● Data shown:
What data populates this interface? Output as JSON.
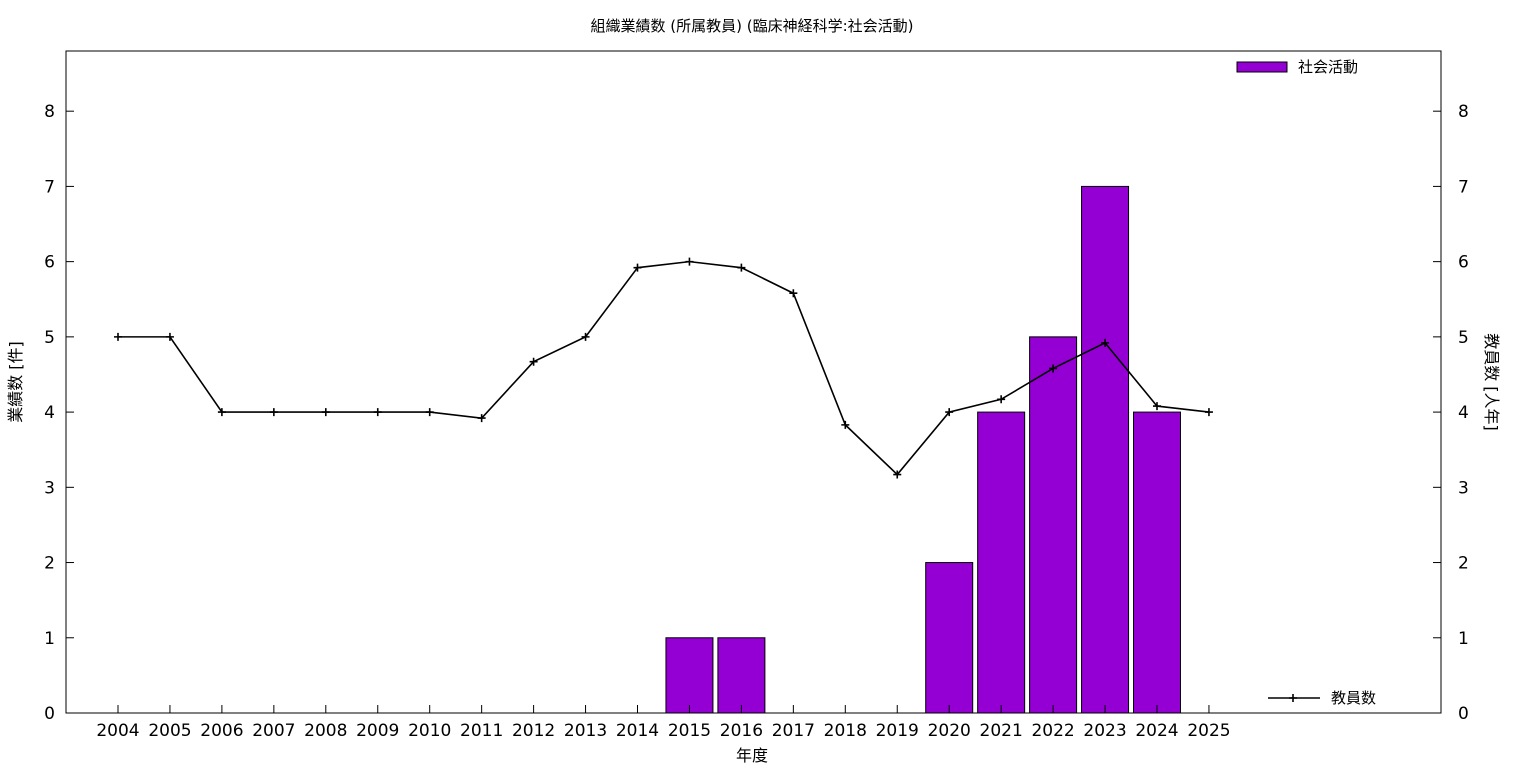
{
  "chart_data": {
    "type": "bar",
    "title": "組織業績数 (所属教員) (臨床神経科学:社会活動)",
    "xlabel": "年度",
    "ylabel": "業績数 [件]",
    "y2label": "教員数 [人年]",
    "ylim": [
      0,
      8.8
    ],
    "y2lim": [
      0,
      8.8
    ],
    "yticks": [
      0,
      1,
      2,
      3,
      4,
      5,
      6,
      7,
      8
    ],
    "y2ticks": [
      0,
      1,
      2,
      3,
      4,
      5,
      6,
      7,
      8
    ],
    "grid": false,
    "categories": [
      "2004",
      "2005",
      "2006",
      "2007",
      "2008",
      "2009",
      "2010",
      "2011",
      "2012",
      "2013",
      "2014",
      "2015",
      "2016",
      "2017",
      "2018",
      "2019",
      "2020",
      "2021",
      "2022",
      "2023",
      "2024",
      "2025"
    ],
    "series": [
      {
        "name": "社会活動",
        "type": "bar",
        "axis": "left",
        "color": "#9400d3",
        "values": [
          0,
          0,
          0,
          0,
          0,
          0,
          0,
          0,
          0,
          0,
          0,
          1,
          1,
          0,
          0,
          0,
          2,
          4,
          5,
          7,
          4,
          0
        ]
      },
      {
        "name": "教員数",
        "type": "line",
        "axis": "right",
        "color": "#000000",
        "marker": "plus",
        "values": [
          5.0,
          5.0,
          4.0,
          4.0,
          4.0,
          4.0,
          4.0,
          3.92,
          4.67,
          5.0,
          5.92,
          6.0,
          5.92,
          5.58,
          3.83,
          3.17,
          4.0,
          4.17,
          4.58,
          4.92,
          4.08,
          4.0
        ]
      }
    ],
    "legend": [
      {
        "label": "社会活動",
        "position": "top-right"
      },
      {
        "label": "教員数",
        "position": "bottom-right"
      }
    ]
  }
}
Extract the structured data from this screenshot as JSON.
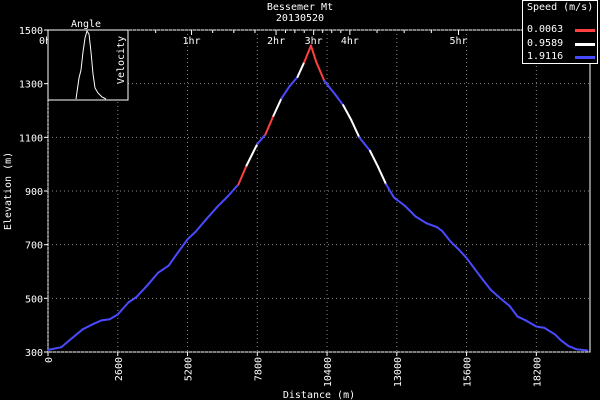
{
  "chart_data": {
    "type": "line",
    "title": "Bessemer Mt",
    "subtitle": "20130520",
    "xlabel": "Distance (m)",
    "ylabel": "Elevation (m)",
    "xlim": [
      0,
      20200
    ],
    "ylim": [
      300,
      1500
    ],
    "x_ticks": [
      0,
      2600,
      5200,
      7800,
      10400,
      13000,
      15600,
      18200
    ],
    "y_ticks": [
      300,
      500,
      700,
      900,
      1100,
      1300,
      1500
    ],
    "time_ticks": [
      {
        "label": "0hr",
        "distance": 0
      },
      {
        "label": "1hr",
        "distance": 5350
      },
      {
        "label": "2hr",
        "distance": 8500
      },
      {
        "label": "3hr",
        "distance": 9900
      },
      {
        "label": "4hr",
        "distance": 11250
      },
      {
        "label": "5hr",
        "distance": 15300
      }
    ],
    "speed_legend": {
      "title": "Speed (m/s)",
      "entries": [
        {
          "label": "0.0063",
          "color": "#ff4040"
        },
        {
          "label": "0.9589",
          "color": "#ffffff"
        },
        {
          "label": "1.9116",
          "color": "#4a4aff"
        }
      ]
    },
    "inset": {
      "label_left": "Angle",
      "label_right": "Velocity"
    },
    "series": [
      {
        "x": [
          0,
          500,
          900,
          1300,
          1700,
          2000,
          2300,
          2600,
          3000,
          3300,
          3700,
          4100,
          4500,
          4800,
          5200,
          5500,
          5900,
          6300,
          6700,
          7100,
          7400,
          7800,
          8100,
          8400,
          8700,
          9000,
          9300,
          9550,
          9800,
          10000,
          10300,
          10700,
          11000,
          11300,
          11600,
          12000,
          12300,
          12600,
          12900,
          13300,
          13700,
          14100,
          14500,
          14700,
          15000,
          15300,
          15600,
          15900,
          16200,
          16500,
          16800,
          17200,
          17500,
          17800,
          18200,
          18500,
          18900,
          19100,
          19400,
          19700,
          20100
        ],
        "y": [
          308,
          318,
          352,
          385,
          405,
          418,
          422,
          440,
          485,
          505,
          548,
          595,
          622,
          665,
          720,
          748,
          795,
          840,
          880,
          925,
          995,
          1075,
          1110,
          1180,
          1245,
          1290,
          1325,
          1380,
          1442,
          1380,
          1310,
          1260,
          1220,
          1165,
          1100,
          1050,
          990,
          925,
          875,
          845,
          805,
          780,
          765,
          750,
          712,
          683,
          650,
          610,
          570,
          532,
          505,
          472,
          432,
          418,
          395,
          390,
          365,
          345,
          322,
          310,
          306
        ]
      }
    ]
  }
}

● Stated exercise: Go back to the records above and write them out exactly, without the pictures.

● Task result:
What data populates this interface? Output as JSON.
{
  "chart_data": {
    "type": "bar",
    "title": "組織業績数 (所属教員) (臨床神経科学:社会活動)",
    "xlabel": "年度",
    "ylabel": "業績数 [件]",
    "y2label": "教員数 [人年]",
    "ylim": [
      0,
      8.8
    ],
    "y2lim": [
      0,
      8.8
    ],
    "yticks": [
      0,
      1,
      2,
      3,
      4,
      5,
      6,
      7,
      8
    ],
    "y2ticks": [
      0,
      1,
      2,
      3,
      4,
      5,
      6,
      7,
      8
    ],
    "grid": false,
    "categories": [
      "2004",
      "2005",
      "2006",
      "2007",
      "2008",
      "2009",
      "2010",
      "2011",
      "2012",
      "2013",
      "2014",
      "2015",
      "2016",
      "2017",
      "2018",
      "2019",
      "2020",
      "2021",
      "2022",
      "2023",
      "2024",
      "2025"
    ],
    "series": [
      {
        "name": "社会活動",
        "type": "bar",
        "axis": "left",
        "color": "#9400d3",
        "values": [
          0,
          0,
          0,
          0,
          0,
          0,
          0,
          0,
          0,
          0,
          0,
          1,
          1,
          0,
          0,
          0,
          2,
          4,
          5,
          7,
          4,
          0
        ]
      },
      {
        "name": "教員数",
        "type": "line",
        "axis": "right",
        "color": "#000000",
        "marker": "plus",
        "values": [
          5.0,
          5.0,
          4.0,
          4.0,
          4.0,
          4.0,
          4.0,
          3.92,
          4.67,
          5.0,
          5.92,
          6.0,
          5.92,
          5.58,
          3.83,
          3.17,
          4.0,
          4.17,
          4.58,
          4.92,
          4.08,
          4.0
        ]
      }
    ],
    "legend": [
      {
        "label": "社会活動",
        "position": "top-right"
      },
      {
        "label": "教員数",
        "position": "bottom-right"
      }
    ]
  }
}
Extract the structured data from this screenshot as JSON.
{
  "chart_data": {
    "type": "line",
    "title": "Bessemer Mt",
    "subtitle": "20130520",
    "xlabel": "Distance (m)",
    "ylabel": "Elevation (m)",
    "xlim": [
      0,
      20200
    ],
    "ylim": [
      300,
      1500
    ],
    "x_ticks": [
      0,
      2600,
      5200,
      7800,
      10400,
      13000,
      15600,
      18200
    ],
    "y_ticks": [
      300,
      500,
      700,
      900,
      1100,
      1300,
      1500
    ],
    "time_ticks": [
      {
        "label": "0hr",
        "distance": 0
      },
      {
        "label": "1hr",
        "distance": 5350
      },
      {
        "label": "2hr",
        "distance": 8500
      },
      {
        "label": "3hr",
        "distance": 9900
      },
      {
        "label": "4hr",
        "distance": 11250
      },
      {
        "label": "5hr",
        "distance": 15300
      }
    ],
    "speed_legend": {
      "title": "Speed (m/s)",
      "entries": [
        {
          "label": "0.0063",
          "color": "#ff4040"
        },
        {
          "label": "0.9589",
          "color": "#ffffff"
        },
        {
          "label": "1.9116",
          "color": "#4a4aff"
        }
      ]
    },
    "inset": {
      "label_left": "Angle",
      "label_right": "Velocity"
    },
    "series": [
      {
        "x": [
          0,
          500,
          900,
          1300,
          1700,
          2000,
          2300,
          2600,
          3000,
          3300,
          3700,
          4100,
          4500,
          4800,
          5200,
          5500,
          5900,
          6300,
          6700,
          7100,
          7400,
          7800,
          8100,
          8400,
          8700,
          9000,
          9300,
          9550,
          9800,
          10000,
          10300,
          10700,
          11000,
          11300,
          11600,
          12000,
          12300,
          12600,
          12900,
          13300,
          13700,
          14100,
          14500,
          14700,
          15000,
          15300,
          15600,
          15900,
          16200,
          16500,
          16800,
          17200,
          17500,
          17800,
          18200,
          18500,
          18900,
          19100,
          19400,
          19700,
          20100
        ],
        "y": [
          308,
          318,
          352,
          385,
          405,
          418,
          422,
          440,
          485,
          505,
          548,
          595,
          622,
          665,
          720,
          748,
          795,
          840,
          880,
          925,
          995,
          1075,
          1110,
          1180,
          1245,
          1290,
          1325,
          1380,
          1442,
          1380,
          1310,
          1260,
          1220,
          1165,
          1100,
          1050,
          990,
          925,
          875,
          845,
          805,
          780,
          765,
          750,
          712,
          683,
          650,
          610,
          570,
          532,
          505,
          472,
          432,
          418,
          395,
          390,
          365,
          345,
          322,
          310,
          306
        ]
      }
    ]
  }
}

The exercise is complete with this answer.